> **Exercise brief**
Restate every entry word for word.
○ ○ ○ ○ ○
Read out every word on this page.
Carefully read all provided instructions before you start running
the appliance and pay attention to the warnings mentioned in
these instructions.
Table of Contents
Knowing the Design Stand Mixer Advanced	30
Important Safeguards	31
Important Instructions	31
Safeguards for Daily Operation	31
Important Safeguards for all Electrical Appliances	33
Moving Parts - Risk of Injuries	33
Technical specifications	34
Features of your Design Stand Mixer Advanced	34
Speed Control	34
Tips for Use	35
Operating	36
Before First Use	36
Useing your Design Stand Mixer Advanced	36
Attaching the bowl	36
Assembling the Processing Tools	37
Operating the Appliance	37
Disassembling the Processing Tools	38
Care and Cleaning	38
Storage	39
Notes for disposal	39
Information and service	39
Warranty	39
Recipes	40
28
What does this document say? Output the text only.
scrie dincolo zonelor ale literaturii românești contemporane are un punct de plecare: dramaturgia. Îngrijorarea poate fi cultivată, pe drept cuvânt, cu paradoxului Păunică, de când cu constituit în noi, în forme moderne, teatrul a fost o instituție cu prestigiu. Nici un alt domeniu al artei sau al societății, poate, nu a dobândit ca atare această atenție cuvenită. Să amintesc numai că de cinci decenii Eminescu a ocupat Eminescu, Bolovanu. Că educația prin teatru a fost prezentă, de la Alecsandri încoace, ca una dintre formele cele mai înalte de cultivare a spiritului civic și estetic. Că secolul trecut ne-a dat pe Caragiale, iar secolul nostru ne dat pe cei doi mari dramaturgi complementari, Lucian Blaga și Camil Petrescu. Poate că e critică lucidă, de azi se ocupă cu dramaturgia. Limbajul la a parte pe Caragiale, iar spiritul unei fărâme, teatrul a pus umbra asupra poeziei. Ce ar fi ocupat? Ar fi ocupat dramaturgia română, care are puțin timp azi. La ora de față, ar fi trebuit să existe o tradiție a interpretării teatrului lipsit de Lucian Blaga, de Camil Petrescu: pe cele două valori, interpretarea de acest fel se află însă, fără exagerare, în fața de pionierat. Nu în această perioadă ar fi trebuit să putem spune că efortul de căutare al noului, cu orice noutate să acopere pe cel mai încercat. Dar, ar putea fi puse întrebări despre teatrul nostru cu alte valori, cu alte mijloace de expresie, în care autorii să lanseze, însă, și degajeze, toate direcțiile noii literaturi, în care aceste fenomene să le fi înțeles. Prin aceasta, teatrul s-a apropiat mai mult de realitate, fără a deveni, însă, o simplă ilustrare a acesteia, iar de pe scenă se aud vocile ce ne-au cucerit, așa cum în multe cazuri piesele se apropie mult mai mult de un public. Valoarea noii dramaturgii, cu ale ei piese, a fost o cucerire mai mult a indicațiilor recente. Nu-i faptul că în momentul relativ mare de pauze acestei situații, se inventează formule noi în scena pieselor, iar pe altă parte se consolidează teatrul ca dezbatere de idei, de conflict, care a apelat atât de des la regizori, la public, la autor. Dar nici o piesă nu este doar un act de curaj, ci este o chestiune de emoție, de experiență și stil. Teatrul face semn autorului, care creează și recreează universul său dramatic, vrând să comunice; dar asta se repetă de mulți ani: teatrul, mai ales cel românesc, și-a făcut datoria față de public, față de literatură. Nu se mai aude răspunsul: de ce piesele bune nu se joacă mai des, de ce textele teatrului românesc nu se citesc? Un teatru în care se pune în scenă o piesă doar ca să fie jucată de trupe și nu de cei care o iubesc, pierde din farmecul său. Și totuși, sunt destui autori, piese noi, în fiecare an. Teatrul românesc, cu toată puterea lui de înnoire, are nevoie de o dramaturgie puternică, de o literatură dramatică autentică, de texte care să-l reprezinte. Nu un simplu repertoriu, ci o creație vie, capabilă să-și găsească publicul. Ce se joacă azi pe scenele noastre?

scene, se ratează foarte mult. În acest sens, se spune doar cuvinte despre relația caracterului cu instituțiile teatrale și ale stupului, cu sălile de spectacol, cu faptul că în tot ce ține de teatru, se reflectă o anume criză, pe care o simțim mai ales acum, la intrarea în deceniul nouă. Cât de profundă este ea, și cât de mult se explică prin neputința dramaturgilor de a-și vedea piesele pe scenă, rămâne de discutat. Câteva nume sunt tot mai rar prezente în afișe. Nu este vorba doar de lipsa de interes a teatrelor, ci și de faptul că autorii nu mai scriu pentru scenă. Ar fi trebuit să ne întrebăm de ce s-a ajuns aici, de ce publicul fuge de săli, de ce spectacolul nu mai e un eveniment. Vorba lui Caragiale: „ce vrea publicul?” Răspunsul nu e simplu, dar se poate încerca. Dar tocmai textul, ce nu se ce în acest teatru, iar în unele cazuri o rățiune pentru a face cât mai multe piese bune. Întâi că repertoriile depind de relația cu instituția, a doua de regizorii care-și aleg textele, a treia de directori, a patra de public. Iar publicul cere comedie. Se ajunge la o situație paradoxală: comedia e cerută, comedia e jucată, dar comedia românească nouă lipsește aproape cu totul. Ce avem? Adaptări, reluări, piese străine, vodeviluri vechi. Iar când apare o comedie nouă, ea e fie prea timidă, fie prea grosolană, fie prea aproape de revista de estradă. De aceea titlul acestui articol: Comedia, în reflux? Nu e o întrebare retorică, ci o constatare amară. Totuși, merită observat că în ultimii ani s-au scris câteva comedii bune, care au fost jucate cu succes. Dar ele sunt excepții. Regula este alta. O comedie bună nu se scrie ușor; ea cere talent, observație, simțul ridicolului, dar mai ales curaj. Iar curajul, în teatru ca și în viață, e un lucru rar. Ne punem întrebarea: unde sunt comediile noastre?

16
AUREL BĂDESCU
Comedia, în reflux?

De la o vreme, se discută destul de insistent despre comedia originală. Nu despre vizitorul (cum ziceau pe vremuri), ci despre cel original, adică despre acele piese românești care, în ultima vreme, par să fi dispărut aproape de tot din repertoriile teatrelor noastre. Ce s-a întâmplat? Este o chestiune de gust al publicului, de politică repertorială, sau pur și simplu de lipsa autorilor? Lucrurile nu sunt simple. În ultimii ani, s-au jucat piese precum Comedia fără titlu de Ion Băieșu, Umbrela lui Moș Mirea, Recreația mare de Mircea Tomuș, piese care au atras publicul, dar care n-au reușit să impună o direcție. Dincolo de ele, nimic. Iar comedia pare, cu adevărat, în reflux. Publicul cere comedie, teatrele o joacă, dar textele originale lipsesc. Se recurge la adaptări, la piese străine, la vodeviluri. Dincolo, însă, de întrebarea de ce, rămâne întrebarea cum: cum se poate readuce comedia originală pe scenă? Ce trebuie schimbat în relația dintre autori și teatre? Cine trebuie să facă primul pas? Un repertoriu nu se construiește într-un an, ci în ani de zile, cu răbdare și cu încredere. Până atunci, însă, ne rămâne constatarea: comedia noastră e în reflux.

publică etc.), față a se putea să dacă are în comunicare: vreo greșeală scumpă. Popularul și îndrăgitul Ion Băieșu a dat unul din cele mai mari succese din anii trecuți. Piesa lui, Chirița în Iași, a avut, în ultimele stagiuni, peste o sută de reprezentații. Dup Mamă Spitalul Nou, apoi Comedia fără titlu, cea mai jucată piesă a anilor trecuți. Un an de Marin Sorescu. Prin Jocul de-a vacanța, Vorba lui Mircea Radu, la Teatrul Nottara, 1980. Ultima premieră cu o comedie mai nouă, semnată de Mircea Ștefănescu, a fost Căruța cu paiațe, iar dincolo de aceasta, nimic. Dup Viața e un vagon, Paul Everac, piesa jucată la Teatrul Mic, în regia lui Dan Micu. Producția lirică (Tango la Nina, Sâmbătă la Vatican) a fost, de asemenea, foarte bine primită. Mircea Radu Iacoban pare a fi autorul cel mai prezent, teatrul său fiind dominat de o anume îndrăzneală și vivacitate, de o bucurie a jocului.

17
○ ○ ○ ○ ○
> **Output**
Read out every word on this page.
Carefully read all provided instructions before you start running
the appliance and pay attention to the warnings mentioned in
these instructions.
Table of Contents
Knowing the Design Stand Mixer Advanced	30
Important Safeguards	31
Important Instructions	31
Safeguards for Daily Operation	31
Important Safeguards for all Electrical Appliances	33
Moving Parts - Risk of Injuries	33
Technical specifications	34
Features of your Design Stand Mixer Advanced	34
Speed Control	34
Tips for Use	35
Operating	36
Before First Use	36
Useing your Design Stand Mixer Advanced	36
Attaching the bowl	36
Assembling the Processing Tools	37
Operating the Appliance	37
Disassembling the Processing Tools	38
Care and Cleaning	38
Storage	39
Notes for disposal	39
Information and service	39
Warranty	39
Recipes	40
28
What does this document say? Output the text only.
scrie dincolo zonelor ale literaturii românești contemporane are un punct de plecare: dramaturgia. Îngrijorarea poate fi cultivată, pe drept cuvânt, cu paradoxului Păunică, de când cu constituit în noi, în forme moderne, teatrul a fost o instituție cu prestigiu. Nici un alt domeniu al artei sau al societății, poate, nu a dobândit ca atare această atenție cuvenită. Să amintesc numai că de cinci decenii Eminescu a ocupat Eminescu, Bolovanu. Că educația prin teatru a fost prezentă, de la Alecsandri încoace, ca una dintre formele cele mai înalte de cultivare a spiritului civic și estetic. Că secolul trecut ne-a dat pe Caragiale, iar secolul nostru ne dat pe cei doi mari dramaturgi complementari, Lucian Blaga și Camil Petrescu. Poate că e critică lucidă, de azi se ocupă cu dramaturgia. Limbajul la a parte pe Caragiale, iar spiritul unei fărâme, teatrul a pus umbra asupra poeziei. Ce ar fi ocupat? Ar fi ocupat dramaturgia română, care are puțin timp azi. La ora de față, ar fi trebuit să existe o tradiție a interpretării teatrului lipsit de Lucian Blaga, de Camil Petrescu: pe cele două valori, interpretarea de acest fel se află însă, fără exagerare, în fața de pionierat. Nu în această perioadă ar fi trebuit să putem spune că efortul de căutare al noului, cu orice noutate să acopere pe cel mai încercat. Dar, ar putea fi puse întrebări despre teatrul nostru cu alte valori, cu alte mijloace de expresie, în care autorii să lanseze, însă, și degajeze, toate direcțiile noii literaturi, în care aceste fenomene să le fi înțeles. Prin aceasta, teatrul s-a apropiat mai mult de realitate, fără a deveni, însă, o simplă ilustrare a acesteia, iar de pe scenă se aud vocile ce ne-au cucerit, așa cum în multe cazuri piesele se apropie mult mai mult de un public. Valoarea noii dramaturgii, cu ale ei piese, a fost o cucerire mai mult a indicațiilor recente. Nu-i faptul că în momentul relativ mare de pauze acestei situații, se inventează formule noi în scena pieselor, iar pe altă parte se consolidează teatrul ca dezbatere de idei, de conflict, care a apelat atât de des la regizori, la public, la autor. Dar nici o piesă nu este doar un act de curaj, ci este o chestiune de emoție, de experiență și stil. Teatrul face semn autorului, care creează și recreează universul său dramatic, vrând să comunice; dar asta se repetă de mulți ani: teatrul, mai ales cel românesc, și-a făcut datoria față de public, față de literatură. Nu se mai aude răspunsul: de ce piesele bune nu se joacă mai des, de ce textele teatrului românesc nu se citesc? Un teatru în care se pune în scenă o piesă doar ca să fie jucată de trupe și nu de cei care o iubesc, pierde din farmecul său. Și totuși, sunt destui autori, piese noi, în fiecare an. Teatrul românesc, cu toată puterea lui de înnoire, are nevoie de o dramaturgie puternică, de o literatură dramatică autentică, de texte care să-l reprezinte. Nu un simplu repertoriu, ci o creație vie, capabilă să-și găsească publicul. Ce se joacă azi pe scenele noastre?

scene, se ratează foarte mult. În acest sens, se spune doar cuvinte despre relația caracterului cu instituțiile teatrale și ale stupului, cu sălile de spectacol, cu faptul că în tot ce ține de teatru, se reflectă o anume criză, pe care o simțim mai ales acum, la intrarea în deceniul nouă. Cât de profundă este ea, și cât de mult se explică prin neputința dramaturgilor de a-și vedea piesele pe scenă, rămâne de discutat. Câteva nume sunt tot mai rar prezente în afișe. Nu este vorba doar de lipsa de interes a teatrelor, ci și de faptul că autorii nu mai scriu pentru scenă. Ar fi trebuit să ne întrebăm de ce s-a ajuns aici, de ce publicul fuge de săli, de ce spectacolul nu mai e un eveniment. Vorba lui Caragiale: „ce vrea publicul?” Răspunsul nu e simplu, dar se poate încerca. Dar tocmai textul, ce nu se ce în acest teatru, iar în unele cazuri o rățiune pentru a face cât mai multe piese bune. Întâi că repertoriile depind de relația cu instituția, a doua de regizorii care-și aleg textele, a treia de directori, a patra de public. Iar publicul cere comedie. Se ajunge la o situație paradoxală: comedia e cerută, comedia e jucată, dar comedia românească nouă lipsește aproape cu totul. Ce avem? Adaptări, reluări, piese străine, vodeviluri vechi. Iar când apare o comedie nouă, ea e fie prea timidă, fie prea grosolană, fie prea aproape de revista de estradă. De aceea titlul acestui articol: Comedia, în reflux? Nu e o întrebare retorică, ci o constatare amară. Totuși, merită observat că în ultimii ani s-au scris câteva comedii bune, care au fost jucate cu succes. Dar ele sunt excepții. Regula este alta. O comedie bună nu se scrie ușor; ea cere talent, observație, simțul ridicolului, dar mai ales curaj. Iar curajul, în teatru ca și în viață, e un lucru rar. Ne punem întrebarea: unde sunt comediile noastre?

16
AUREL BĂDESCU
Comedia, în reflux?

De la o vreme, se discută destul de insistent despre comedia originală. Nu despre vizitorul (cum ziceau pe vremuri), ci despre cel original, adică despre acele piese românești care, în ultima vreme, par să fi dispărut aproape de tot din repertoriile teatrelor noastre. Ce s-a întâmplat? Este o chestiune de gust al publicului, de politică repertorială, sau pur și simplu de lipsa autorilor? Lucrurile nu sunt simple. În ultimii ani, s-au jucat piese precum Comedia fără titlu de Ion Băieșu, Umbrela lui Moș Mirea, Recreația mare de Mircea Tomuș, piese care au atras publicul, dar care n-au reușit să impună o direcție. Dincolo de ele, nimic. Iar comedia pare, cu adevărat, în reflux. Publicul cere comedie, teatrele o joacă, dar textele originale lipsesc. Se recurge la adaptări, la piese străine, la vodeviluri. Dincolo, însă, de întrebarea de ce, rămâne întrebarea cum: cum se poate readuce comedia originală pe scenă? Ce trebuie schimbat în relația dintre autori și teatre? Cine trebuie să facă primul pas? Un repertoriu nu se construiește într-un an, ci în ani de zile, cu răbdare și cu încredere. Până atunci, însă, ne rămâne constatarea: comedia noastră e în reflux.

publică etc.), față a se putea să dacă are în comunicare: vreo greșeală scumpă. Popularul și îndrăgitul Ion Băieșu a dat unul din cele mai mari succese din anii trecuți. Piesa lui, Chirița în Iași, a avut, în ultimele stagiuni, peste o sută de reprezentații. Dup Mamă Spitalul Nou, apoi Comedia fără titlu, cea mai jucată piesă a anilor trecuți. Un an de Marin Sorescu. Prin Jocul de-a vacanța, Vorba lui Mircea Radu, la Teatrul Nottara, 1980. Ultima premieră cu o comedie mai nouă, semnată de Mircea Ștefănescu, a fost Căruța cu paiațe, iar dincolo de aceasta, nimic. Dup Viața e un vagon, Paul Everac, piesa jucată la Teatrul Mic, în regia lui Dan Micu. Producția lirică (Tango la Nina, Sâmbătă la Vatican) a fost, de asemenea, foarte bine primită. Mircea Radu Iacoban pare a fi autorul cel mai prezent, teatrul său fiind dominat de o anume îndrăzneală și vivacitate, de o bucurie a jocului.

17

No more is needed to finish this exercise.